From the records below, copy every line that contains the word "text".

** Start **

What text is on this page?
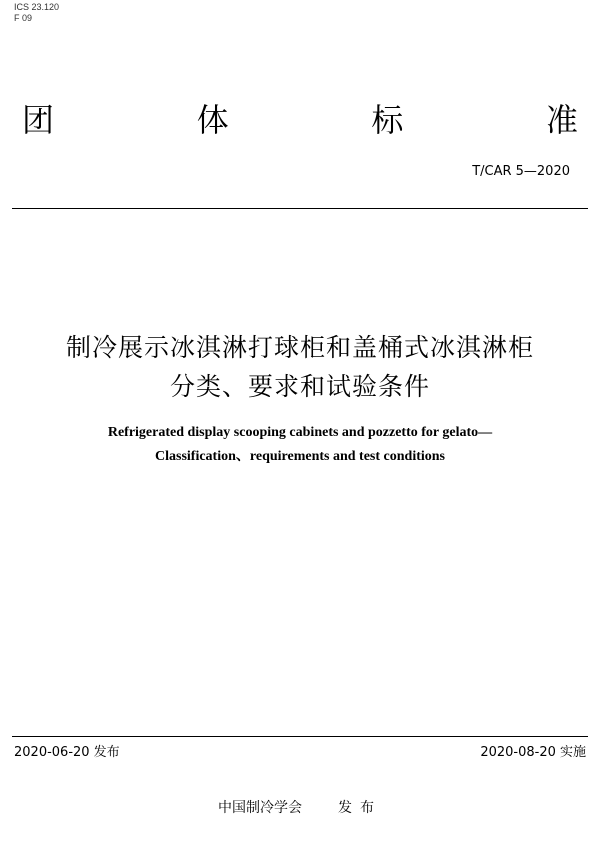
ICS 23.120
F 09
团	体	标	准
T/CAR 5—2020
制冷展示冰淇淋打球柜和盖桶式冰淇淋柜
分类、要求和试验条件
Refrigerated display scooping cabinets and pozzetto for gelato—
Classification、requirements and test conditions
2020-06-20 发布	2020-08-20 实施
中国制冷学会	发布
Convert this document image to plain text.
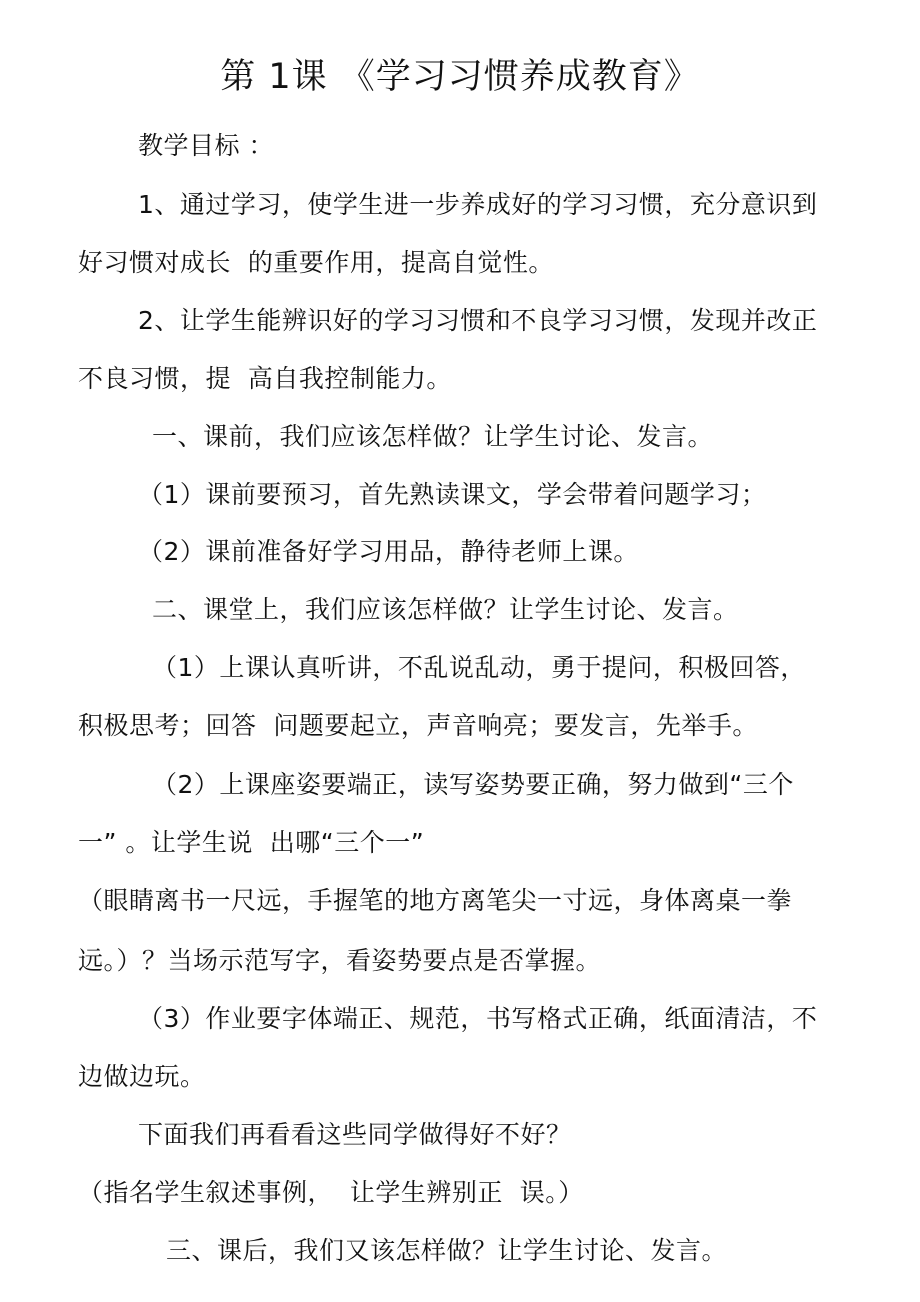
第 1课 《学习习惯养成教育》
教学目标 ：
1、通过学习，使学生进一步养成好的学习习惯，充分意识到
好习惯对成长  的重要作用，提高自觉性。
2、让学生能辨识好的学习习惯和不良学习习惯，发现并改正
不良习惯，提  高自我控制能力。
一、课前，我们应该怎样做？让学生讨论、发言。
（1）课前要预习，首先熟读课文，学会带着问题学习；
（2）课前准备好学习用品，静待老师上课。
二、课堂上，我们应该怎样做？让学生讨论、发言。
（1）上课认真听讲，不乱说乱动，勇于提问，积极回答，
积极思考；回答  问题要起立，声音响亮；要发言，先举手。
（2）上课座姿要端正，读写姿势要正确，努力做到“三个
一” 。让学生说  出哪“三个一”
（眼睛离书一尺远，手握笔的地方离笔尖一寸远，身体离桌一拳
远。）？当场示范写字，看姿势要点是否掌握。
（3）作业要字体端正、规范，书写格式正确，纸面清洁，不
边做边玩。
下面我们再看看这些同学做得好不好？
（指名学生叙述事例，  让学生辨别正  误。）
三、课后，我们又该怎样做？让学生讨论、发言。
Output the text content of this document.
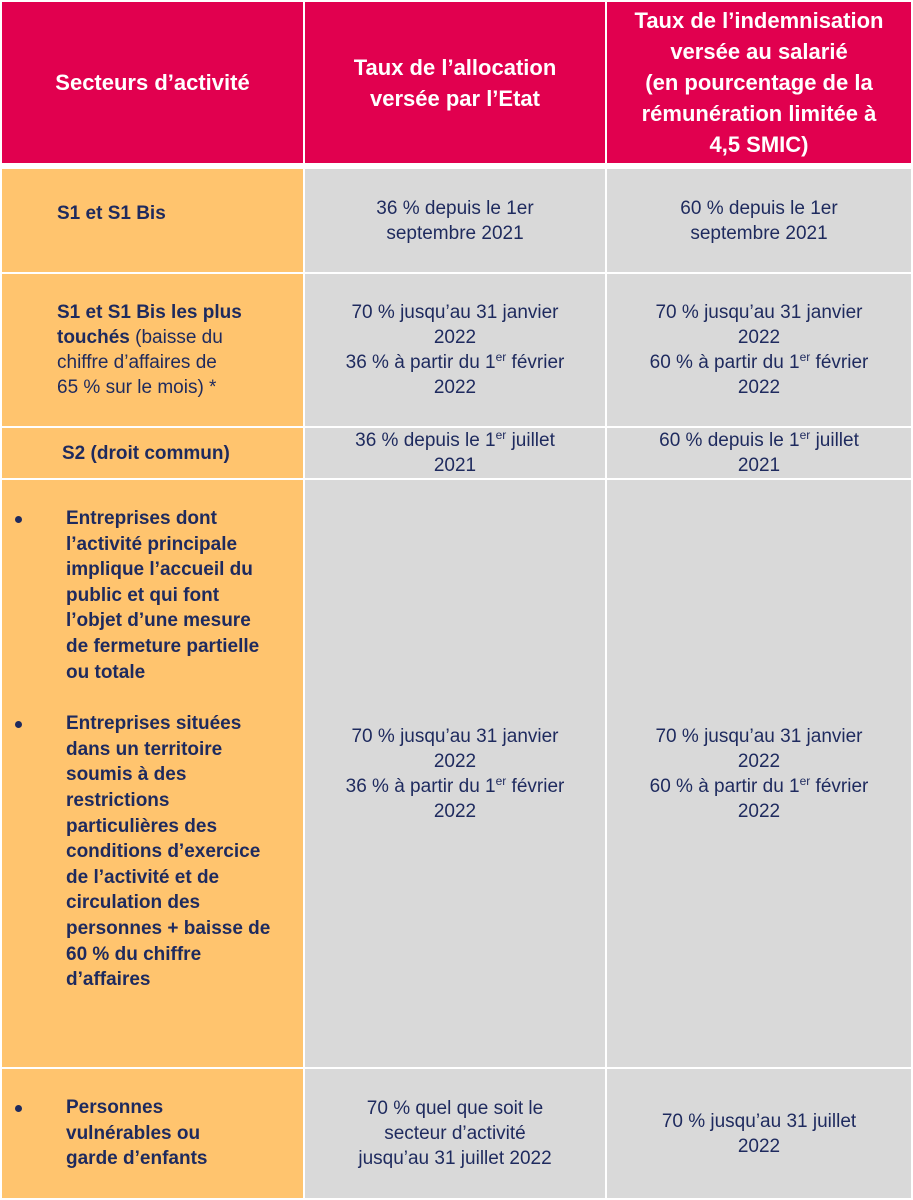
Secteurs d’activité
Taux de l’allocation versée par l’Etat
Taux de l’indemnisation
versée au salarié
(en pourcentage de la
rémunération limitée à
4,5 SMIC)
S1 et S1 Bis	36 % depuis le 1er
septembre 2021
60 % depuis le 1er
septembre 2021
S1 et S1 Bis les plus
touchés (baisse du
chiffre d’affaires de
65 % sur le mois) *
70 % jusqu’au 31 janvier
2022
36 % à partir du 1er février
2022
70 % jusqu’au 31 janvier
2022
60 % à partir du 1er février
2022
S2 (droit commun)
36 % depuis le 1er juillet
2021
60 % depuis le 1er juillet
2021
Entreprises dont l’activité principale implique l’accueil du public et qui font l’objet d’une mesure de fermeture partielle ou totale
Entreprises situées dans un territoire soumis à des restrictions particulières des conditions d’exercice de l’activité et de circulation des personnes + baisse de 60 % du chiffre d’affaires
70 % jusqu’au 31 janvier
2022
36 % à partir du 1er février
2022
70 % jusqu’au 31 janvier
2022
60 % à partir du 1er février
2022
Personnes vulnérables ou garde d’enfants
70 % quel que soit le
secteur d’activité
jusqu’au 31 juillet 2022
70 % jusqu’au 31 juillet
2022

** End **

*Task solution*.
What text is on this page?
Convert this document image to plain text.
Output the text content of this document.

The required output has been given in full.